──────── Records shown ────────
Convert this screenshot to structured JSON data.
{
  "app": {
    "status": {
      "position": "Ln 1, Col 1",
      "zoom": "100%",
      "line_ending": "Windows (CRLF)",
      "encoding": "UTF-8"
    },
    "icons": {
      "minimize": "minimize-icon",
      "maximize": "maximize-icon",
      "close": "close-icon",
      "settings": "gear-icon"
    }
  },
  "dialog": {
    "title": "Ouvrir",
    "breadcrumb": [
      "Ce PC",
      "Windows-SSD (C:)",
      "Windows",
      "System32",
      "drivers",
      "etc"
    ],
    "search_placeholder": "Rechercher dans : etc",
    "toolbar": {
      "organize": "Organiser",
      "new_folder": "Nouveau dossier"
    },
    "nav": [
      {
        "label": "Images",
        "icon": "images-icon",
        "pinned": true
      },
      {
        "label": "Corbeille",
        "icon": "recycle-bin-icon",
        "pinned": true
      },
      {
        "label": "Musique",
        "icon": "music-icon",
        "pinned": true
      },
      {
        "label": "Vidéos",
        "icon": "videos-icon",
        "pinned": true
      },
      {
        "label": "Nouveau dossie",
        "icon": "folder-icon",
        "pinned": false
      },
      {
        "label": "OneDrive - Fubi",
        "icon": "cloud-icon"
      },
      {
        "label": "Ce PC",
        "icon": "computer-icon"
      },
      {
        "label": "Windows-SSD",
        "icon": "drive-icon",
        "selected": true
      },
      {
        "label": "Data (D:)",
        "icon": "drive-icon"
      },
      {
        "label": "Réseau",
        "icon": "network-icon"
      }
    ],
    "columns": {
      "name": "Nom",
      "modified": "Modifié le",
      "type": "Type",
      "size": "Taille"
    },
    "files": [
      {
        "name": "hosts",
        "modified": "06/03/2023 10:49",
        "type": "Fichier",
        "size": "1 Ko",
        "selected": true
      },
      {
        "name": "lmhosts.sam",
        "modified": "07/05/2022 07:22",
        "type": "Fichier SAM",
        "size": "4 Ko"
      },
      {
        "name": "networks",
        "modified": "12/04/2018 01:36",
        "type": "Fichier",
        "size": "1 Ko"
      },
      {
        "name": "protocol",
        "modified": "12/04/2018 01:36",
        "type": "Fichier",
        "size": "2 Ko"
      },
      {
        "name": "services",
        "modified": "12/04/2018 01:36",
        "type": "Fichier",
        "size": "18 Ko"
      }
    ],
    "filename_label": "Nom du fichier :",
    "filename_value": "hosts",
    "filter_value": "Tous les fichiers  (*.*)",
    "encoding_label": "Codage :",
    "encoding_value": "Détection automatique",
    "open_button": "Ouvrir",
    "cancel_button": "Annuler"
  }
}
────────
What the task requires: Restate the data above word for word.

Task response:
Convert this screenshot to structured JSON data.
{
  "app": {
    "status": {
      "position": "Ln 1, Col 1",
      "zoom": "100%",
      "line_ending": "Windows (CRLF)",
      "encoding": "UTF-8"
    },
    "icons": {
      "minimize": "minimize-icon",
      "maximize": "maximize-icon",
      "close": "close-icon",
      "settings": "gear-icon"
    }
  },
  "dialog": {
    "title": "Ouvrir",
    "breadcrumb": [
      "Ce PC",
      "Windows-SSD (C:)",
      "Windows",
      "System32",
      "drivers",
      "etc"
    ],
    "search_placeholder": "Rechercher dans : etc",
    "toolbar": {
      "organize": "Organiser",
      "new_folder": "Nouveau dossier"
    },
    "nav": [
      {
        "label": "Images",
        "icon": "images-icon",
        "pinned": true
      },
      {
        "label": "Corbeille",
        "icon": "recycle-bin-icon",
        "pinned": true
      },
      {
        "label": "Musique",
        "icon": "music-icon",
        "pinned": true
      },
      {
        "label": "Vidéos",
        "icon": "videos-icon",
        "pinned": true
      },
      {
        "label": "Nouveau dossie",
        "icon": "folder-icon",
        "pinned": false
      },
      {
        "label": "OneDrive - Fubi",
        "icon": "cloud-icon"
      },
      {
        "label": "Ce PC",
        "icon": "computer-icon"
      },
      {
        "label": "Windows-SSD",
        "icon": "drive-icon",
        "selected": true
      },
      {
        "label": "Data (D:)",
        "icon": "drive-icon"
      },
      {
        "label": "Réseau",
        "icon": "network-icon"
      }
    ],
    "columns": {
      "name": "Nom",
      "modified": "Modifié le",
      "type": "Type",
      "size": "Taille"
    },
    "files": [
      {
        "name": "hosts",
        "modified": "06/03/2023 10:49",
        "type": "Fichier",
        "size": "1 Ko",
        "selected": true
      },
      {
        "name": "lmhosts.sam",
        "modified": "07/05/2022 07:22",
        "type": "Fichier SAM",
        "size": "4 Ko"
      },
      {
        "name": "networks",
        "modified": "12/04/2018 01:36",
        "type": "Fichier",
        "size": "1 Ko"
      },
      {
        "name": "protocol",
        "modified": "12/04/2018 01:36",
        "type": "Fichier",
        "size": "2 Ko"
      },
      {
        "name": "services",
        "modified": "12/04/2018 01:36",
        "type": "Fichier",
        "size": "18 Ko"
      }
    ],
    "filename_label": "Nom du fichier :",
    "filename_value": "hosts",
    "filter_value": "Tous les fichiers  (*.*)",
    "encoding_label": "Codage :",
    "encoding_value": "Détection automatique",
    "open_button": "Ouvrir",
    "cancel_button": "Annuler"
  }
}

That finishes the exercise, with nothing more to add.